■ THE TASK ■
Find the string "name" in the entries and copy each line that has it.

■ EXERCISE MATERIAL ■
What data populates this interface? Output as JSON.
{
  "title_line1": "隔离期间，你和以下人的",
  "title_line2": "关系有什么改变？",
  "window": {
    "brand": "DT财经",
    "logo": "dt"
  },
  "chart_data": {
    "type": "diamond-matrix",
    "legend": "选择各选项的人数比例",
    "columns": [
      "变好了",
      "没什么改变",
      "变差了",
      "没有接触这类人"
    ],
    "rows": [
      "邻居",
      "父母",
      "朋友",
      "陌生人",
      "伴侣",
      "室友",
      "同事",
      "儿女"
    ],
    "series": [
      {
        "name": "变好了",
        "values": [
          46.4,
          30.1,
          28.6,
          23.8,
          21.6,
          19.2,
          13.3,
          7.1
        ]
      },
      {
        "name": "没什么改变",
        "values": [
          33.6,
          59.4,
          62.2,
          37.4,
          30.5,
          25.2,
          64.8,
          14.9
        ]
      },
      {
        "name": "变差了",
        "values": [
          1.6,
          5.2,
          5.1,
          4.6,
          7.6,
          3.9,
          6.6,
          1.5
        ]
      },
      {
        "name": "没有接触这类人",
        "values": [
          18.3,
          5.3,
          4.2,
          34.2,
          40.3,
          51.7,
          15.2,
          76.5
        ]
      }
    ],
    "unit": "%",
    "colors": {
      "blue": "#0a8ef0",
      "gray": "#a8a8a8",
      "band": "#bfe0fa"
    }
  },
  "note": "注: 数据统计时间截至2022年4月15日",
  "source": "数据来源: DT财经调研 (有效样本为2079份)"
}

■ SOLUTION TO THIS EXERCISE ■
        "name": "变好了",
        "name": "没什么改变",
        "name": "变差了",
        "name": "没有接触这类人",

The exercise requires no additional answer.